--- start ---

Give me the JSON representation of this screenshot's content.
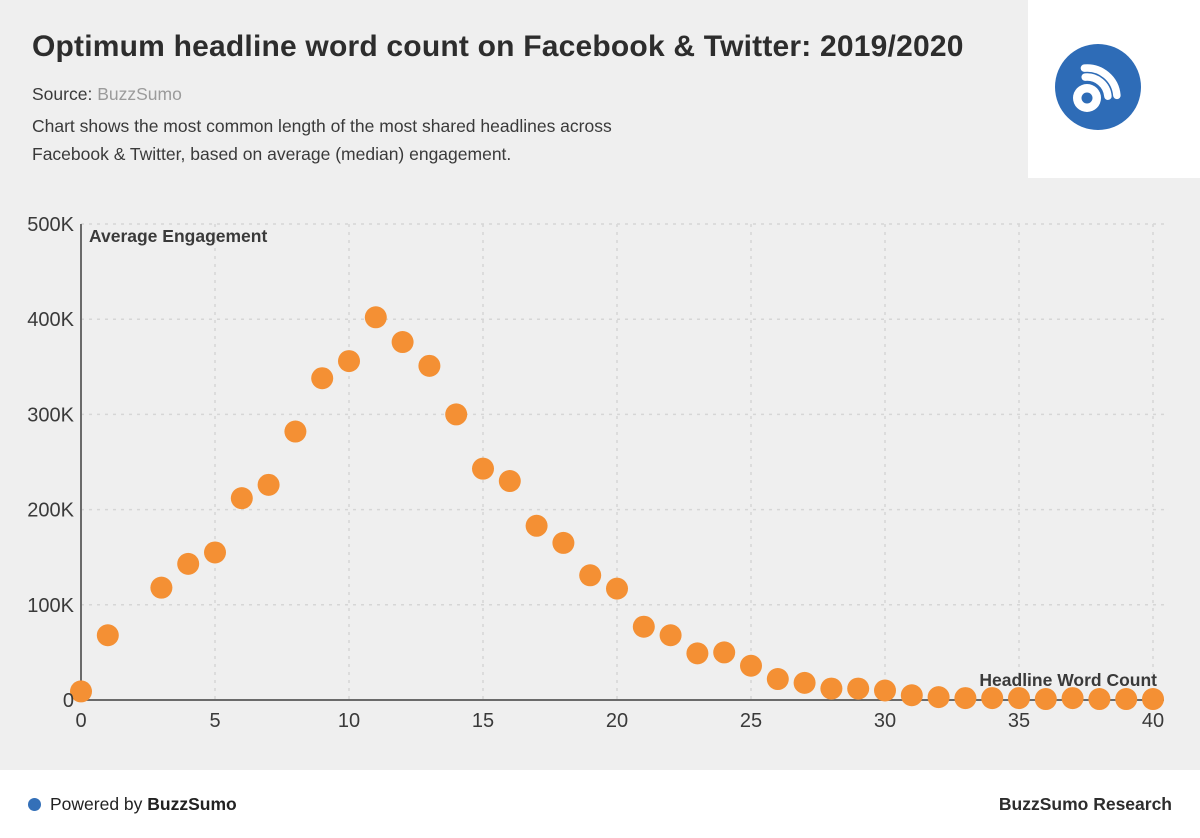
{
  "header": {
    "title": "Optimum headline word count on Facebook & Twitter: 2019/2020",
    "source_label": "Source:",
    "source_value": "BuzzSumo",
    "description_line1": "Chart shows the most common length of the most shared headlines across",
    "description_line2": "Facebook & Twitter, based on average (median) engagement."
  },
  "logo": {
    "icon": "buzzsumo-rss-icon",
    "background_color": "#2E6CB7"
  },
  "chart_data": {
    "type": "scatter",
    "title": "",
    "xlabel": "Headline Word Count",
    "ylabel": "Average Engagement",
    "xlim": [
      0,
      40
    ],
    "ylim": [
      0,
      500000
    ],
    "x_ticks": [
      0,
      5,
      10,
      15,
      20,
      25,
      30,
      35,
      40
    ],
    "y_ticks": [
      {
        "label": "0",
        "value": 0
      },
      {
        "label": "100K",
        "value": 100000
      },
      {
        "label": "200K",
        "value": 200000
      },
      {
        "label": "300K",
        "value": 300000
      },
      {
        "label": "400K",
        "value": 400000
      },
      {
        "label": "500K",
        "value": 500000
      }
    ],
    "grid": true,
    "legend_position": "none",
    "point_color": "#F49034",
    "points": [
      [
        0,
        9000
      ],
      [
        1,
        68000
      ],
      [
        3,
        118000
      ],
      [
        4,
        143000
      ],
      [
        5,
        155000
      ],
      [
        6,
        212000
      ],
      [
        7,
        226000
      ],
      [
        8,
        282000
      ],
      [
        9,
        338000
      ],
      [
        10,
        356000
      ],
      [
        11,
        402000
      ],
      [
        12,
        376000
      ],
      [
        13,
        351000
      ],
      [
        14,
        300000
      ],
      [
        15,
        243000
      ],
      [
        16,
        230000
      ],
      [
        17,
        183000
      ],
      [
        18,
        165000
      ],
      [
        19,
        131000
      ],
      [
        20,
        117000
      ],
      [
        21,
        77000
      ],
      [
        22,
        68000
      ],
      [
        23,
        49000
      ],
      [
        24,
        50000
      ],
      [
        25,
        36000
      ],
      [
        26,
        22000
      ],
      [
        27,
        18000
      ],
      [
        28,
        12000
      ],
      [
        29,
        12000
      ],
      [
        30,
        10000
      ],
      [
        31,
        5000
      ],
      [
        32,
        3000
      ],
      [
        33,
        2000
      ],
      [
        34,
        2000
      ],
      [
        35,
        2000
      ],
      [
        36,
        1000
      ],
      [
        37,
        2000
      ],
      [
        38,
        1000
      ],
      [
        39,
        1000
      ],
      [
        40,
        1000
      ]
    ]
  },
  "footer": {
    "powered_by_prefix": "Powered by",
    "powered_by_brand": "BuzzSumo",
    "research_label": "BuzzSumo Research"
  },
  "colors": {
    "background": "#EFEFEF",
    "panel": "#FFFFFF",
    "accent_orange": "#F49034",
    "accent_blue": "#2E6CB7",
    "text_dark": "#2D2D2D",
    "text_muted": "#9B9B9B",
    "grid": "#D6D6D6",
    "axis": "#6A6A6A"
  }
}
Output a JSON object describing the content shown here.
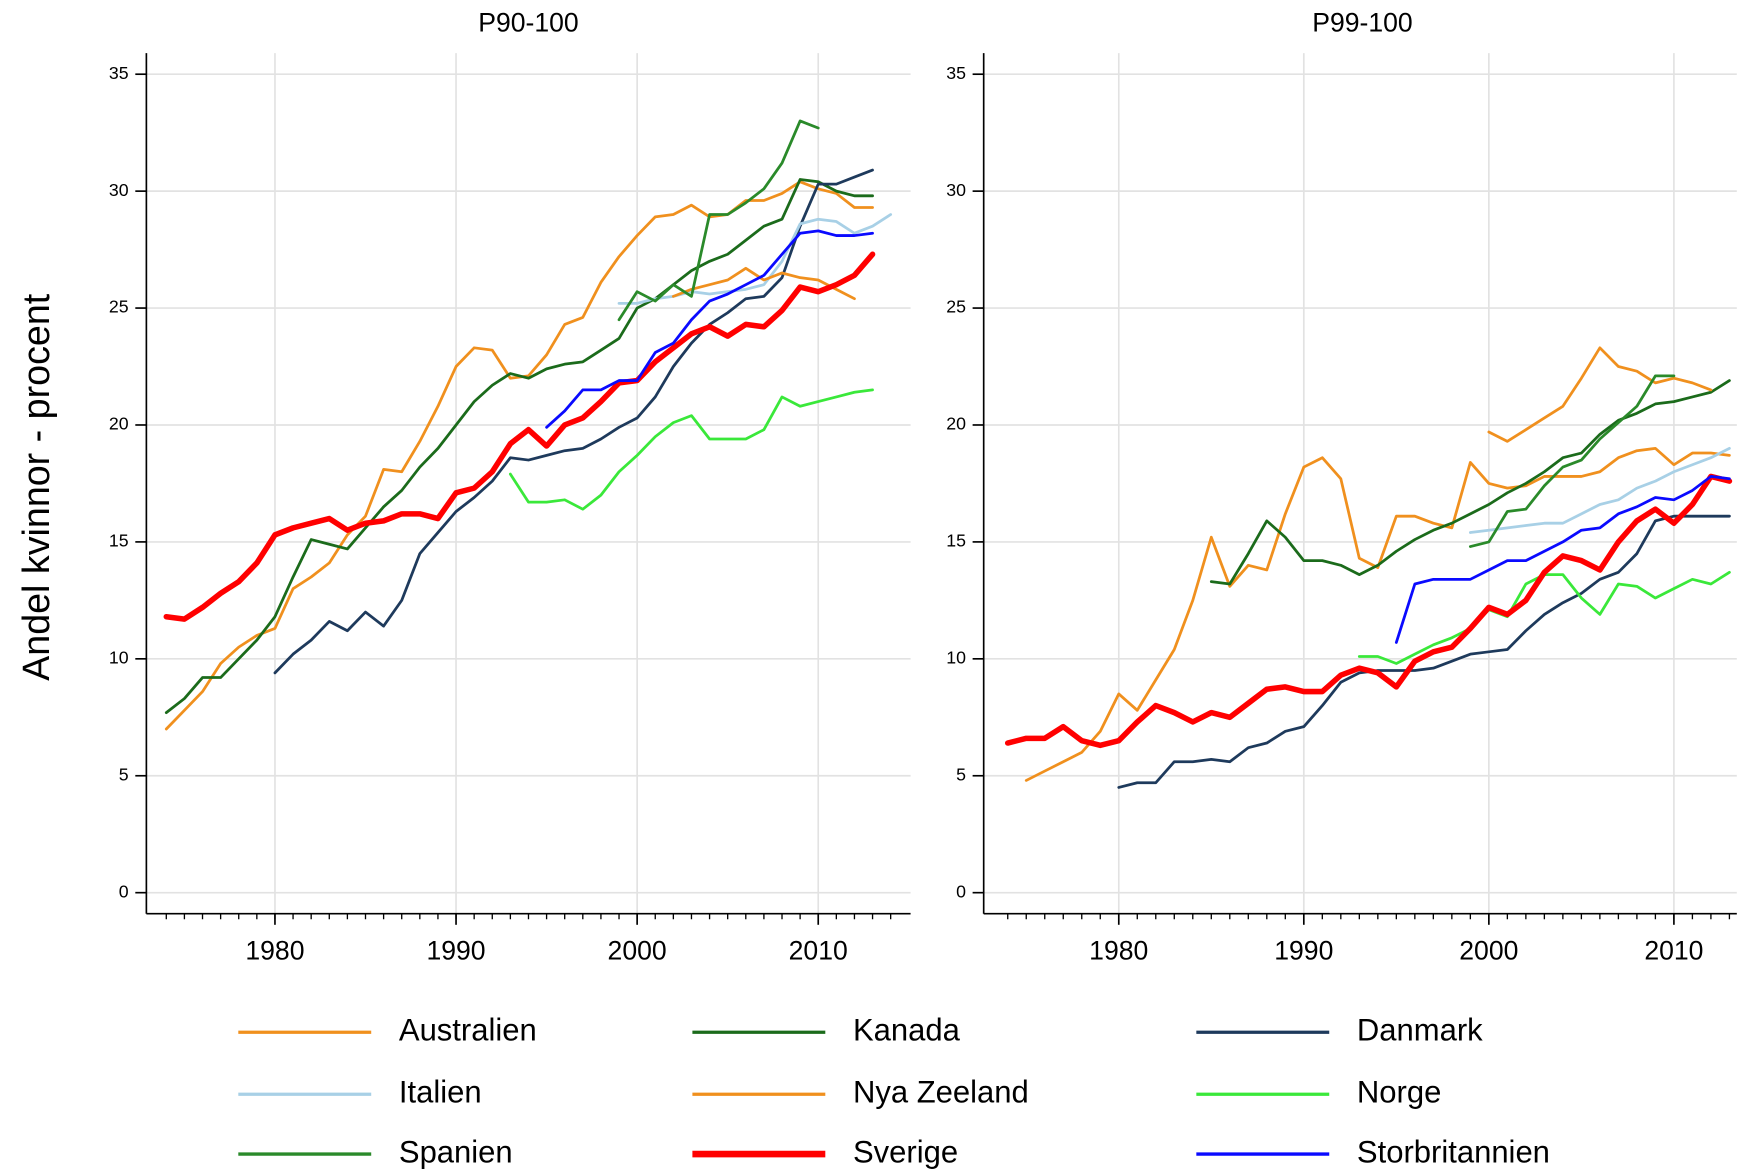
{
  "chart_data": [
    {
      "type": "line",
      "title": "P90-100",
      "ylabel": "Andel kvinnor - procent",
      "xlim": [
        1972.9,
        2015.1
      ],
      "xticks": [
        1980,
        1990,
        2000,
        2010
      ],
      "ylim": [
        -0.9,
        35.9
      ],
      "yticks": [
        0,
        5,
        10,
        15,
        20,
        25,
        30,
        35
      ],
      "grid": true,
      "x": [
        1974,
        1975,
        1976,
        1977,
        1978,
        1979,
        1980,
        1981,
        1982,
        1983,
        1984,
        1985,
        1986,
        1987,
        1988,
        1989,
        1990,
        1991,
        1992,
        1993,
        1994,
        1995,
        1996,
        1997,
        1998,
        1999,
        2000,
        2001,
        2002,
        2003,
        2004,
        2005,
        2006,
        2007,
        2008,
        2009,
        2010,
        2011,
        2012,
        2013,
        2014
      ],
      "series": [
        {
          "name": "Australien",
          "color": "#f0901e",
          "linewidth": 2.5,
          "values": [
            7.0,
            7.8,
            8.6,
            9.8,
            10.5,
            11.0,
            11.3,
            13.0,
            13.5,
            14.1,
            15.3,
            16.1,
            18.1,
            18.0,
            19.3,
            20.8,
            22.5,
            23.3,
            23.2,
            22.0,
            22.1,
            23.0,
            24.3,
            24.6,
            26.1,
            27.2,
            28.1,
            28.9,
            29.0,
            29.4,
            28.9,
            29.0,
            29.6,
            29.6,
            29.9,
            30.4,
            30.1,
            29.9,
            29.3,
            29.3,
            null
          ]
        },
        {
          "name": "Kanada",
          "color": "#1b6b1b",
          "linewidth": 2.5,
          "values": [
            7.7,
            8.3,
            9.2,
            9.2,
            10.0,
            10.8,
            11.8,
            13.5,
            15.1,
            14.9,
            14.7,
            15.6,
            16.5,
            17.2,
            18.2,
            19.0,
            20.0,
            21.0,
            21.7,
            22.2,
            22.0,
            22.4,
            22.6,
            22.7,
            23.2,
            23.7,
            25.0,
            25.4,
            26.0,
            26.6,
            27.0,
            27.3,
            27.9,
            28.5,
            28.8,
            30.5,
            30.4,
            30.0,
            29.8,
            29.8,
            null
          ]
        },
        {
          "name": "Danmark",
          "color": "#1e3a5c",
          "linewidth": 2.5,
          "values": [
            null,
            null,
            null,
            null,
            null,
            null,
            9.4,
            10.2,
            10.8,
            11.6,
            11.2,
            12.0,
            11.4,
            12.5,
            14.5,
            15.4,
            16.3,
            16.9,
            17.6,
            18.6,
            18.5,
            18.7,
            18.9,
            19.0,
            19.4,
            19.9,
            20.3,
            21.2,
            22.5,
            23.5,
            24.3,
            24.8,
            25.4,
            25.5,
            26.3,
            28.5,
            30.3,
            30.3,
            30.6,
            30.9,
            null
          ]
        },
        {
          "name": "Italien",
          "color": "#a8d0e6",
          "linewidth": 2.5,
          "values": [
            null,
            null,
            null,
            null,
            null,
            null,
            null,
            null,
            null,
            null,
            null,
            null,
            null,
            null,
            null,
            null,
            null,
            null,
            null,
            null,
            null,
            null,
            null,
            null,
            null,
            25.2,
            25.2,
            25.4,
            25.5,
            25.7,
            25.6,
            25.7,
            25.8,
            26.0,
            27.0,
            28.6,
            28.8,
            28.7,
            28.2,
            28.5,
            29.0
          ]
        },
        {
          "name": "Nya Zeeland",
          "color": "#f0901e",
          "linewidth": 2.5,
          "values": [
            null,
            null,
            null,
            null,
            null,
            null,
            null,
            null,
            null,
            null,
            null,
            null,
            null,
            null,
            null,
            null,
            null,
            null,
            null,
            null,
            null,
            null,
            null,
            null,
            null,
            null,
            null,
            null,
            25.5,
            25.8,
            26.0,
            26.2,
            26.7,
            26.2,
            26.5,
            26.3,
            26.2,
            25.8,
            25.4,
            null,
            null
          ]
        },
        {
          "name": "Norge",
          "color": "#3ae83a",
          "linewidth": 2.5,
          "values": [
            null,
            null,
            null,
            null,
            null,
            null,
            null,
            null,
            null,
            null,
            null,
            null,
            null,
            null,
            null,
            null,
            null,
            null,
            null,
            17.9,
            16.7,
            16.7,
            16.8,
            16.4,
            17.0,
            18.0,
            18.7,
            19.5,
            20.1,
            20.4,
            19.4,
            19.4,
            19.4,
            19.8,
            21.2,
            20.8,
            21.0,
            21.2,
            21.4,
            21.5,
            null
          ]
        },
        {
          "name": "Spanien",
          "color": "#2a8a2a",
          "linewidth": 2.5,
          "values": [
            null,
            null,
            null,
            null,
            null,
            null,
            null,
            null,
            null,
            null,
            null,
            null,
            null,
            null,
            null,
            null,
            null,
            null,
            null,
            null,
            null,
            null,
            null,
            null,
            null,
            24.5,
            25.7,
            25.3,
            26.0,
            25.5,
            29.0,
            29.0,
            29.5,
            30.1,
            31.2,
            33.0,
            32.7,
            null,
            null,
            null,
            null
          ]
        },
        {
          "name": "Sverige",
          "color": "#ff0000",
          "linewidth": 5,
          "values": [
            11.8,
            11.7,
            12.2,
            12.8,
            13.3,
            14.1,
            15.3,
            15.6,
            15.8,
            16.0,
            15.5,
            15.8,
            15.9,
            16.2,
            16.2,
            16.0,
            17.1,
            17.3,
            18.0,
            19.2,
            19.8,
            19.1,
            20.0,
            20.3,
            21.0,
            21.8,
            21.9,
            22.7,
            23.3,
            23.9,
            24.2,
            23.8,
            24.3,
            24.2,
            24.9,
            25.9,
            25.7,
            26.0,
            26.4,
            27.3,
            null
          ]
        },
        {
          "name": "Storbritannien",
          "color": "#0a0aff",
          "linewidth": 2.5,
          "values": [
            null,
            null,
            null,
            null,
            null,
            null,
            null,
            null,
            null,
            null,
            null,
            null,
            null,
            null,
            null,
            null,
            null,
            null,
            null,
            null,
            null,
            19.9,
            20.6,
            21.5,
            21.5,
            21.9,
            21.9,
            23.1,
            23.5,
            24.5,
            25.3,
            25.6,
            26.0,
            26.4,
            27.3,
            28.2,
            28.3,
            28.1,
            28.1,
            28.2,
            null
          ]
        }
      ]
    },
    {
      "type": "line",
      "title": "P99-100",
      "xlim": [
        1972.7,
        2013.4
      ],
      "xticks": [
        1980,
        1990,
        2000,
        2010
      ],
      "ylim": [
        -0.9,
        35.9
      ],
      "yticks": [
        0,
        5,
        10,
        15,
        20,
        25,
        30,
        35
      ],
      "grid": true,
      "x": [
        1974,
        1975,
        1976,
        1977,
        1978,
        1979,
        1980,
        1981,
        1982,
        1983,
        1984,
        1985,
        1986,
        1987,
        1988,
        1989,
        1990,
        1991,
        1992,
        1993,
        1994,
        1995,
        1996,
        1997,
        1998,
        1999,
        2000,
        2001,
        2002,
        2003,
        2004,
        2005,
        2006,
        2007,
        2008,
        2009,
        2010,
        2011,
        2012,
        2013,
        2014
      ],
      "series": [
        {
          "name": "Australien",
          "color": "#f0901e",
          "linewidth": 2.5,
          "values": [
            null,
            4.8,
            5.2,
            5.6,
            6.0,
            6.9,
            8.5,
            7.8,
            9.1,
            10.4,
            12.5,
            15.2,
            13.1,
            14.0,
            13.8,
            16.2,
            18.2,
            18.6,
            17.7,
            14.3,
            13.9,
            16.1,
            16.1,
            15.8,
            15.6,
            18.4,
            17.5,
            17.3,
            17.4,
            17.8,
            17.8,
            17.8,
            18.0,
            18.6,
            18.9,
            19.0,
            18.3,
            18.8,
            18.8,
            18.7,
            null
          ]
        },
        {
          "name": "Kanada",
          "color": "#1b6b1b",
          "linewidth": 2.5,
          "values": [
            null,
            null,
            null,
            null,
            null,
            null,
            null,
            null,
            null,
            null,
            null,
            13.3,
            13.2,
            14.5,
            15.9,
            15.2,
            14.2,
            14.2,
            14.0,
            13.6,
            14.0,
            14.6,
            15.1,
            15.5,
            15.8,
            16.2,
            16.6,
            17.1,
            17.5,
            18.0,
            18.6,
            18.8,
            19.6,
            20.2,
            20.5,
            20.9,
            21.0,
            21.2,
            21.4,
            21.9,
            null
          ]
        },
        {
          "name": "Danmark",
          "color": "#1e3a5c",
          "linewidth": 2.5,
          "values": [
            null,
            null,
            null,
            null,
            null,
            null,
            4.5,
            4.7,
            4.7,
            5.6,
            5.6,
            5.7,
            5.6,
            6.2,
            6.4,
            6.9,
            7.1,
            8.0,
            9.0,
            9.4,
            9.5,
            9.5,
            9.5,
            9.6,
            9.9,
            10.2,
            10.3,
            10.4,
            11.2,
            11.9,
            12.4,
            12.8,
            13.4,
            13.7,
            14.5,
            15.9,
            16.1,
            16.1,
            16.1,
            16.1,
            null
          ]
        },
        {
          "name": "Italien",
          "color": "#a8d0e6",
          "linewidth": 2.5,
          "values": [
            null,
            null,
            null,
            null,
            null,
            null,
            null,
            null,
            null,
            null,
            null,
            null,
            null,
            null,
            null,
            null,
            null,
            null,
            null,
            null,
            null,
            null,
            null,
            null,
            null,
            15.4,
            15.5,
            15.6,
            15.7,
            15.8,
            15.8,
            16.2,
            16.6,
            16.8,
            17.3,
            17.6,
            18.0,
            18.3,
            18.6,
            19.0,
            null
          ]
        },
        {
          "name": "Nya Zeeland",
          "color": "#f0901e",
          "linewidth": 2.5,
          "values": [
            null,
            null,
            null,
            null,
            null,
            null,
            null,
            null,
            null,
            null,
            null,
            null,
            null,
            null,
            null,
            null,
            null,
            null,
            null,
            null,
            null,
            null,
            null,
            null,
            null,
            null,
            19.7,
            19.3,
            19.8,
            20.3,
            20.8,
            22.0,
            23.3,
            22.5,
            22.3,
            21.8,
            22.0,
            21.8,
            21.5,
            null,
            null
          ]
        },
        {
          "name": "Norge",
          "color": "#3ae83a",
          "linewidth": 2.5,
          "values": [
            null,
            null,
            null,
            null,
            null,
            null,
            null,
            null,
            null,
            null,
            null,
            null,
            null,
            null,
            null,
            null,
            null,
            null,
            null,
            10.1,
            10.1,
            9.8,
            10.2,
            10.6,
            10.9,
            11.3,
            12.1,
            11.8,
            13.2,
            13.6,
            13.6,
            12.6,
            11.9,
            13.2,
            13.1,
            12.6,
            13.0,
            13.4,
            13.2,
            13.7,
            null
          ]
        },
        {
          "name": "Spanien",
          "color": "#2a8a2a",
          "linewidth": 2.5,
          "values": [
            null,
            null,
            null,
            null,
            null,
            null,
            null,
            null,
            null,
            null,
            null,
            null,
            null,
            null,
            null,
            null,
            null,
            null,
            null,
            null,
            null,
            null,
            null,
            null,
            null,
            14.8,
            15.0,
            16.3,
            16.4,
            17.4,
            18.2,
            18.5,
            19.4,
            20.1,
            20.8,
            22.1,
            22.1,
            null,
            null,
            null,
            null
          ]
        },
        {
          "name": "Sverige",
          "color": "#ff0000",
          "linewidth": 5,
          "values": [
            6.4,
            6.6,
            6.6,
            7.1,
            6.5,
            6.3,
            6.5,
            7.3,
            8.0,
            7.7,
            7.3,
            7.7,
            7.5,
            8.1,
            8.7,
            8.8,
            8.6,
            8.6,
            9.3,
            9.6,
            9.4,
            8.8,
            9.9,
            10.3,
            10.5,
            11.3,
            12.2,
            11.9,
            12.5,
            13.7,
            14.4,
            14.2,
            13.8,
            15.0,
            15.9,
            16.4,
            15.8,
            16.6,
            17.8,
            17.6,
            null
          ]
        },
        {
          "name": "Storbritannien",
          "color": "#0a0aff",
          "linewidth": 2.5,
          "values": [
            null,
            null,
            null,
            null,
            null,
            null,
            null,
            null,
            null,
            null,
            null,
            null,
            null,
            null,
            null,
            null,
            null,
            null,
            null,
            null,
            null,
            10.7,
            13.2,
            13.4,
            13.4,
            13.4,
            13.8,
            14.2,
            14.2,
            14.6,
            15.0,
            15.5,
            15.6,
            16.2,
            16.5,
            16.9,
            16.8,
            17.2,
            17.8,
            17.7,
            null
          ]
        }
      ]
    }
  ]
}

--- end ---

» Exercise aim:
Every line that holds the word "Facebook" should be extracted.

» Response:
    "title": "Optimum headline word count on Facebook & Twitter: 2019/2020",
    "description_line2": "Facebook & Twitter, based on average (median) engagement."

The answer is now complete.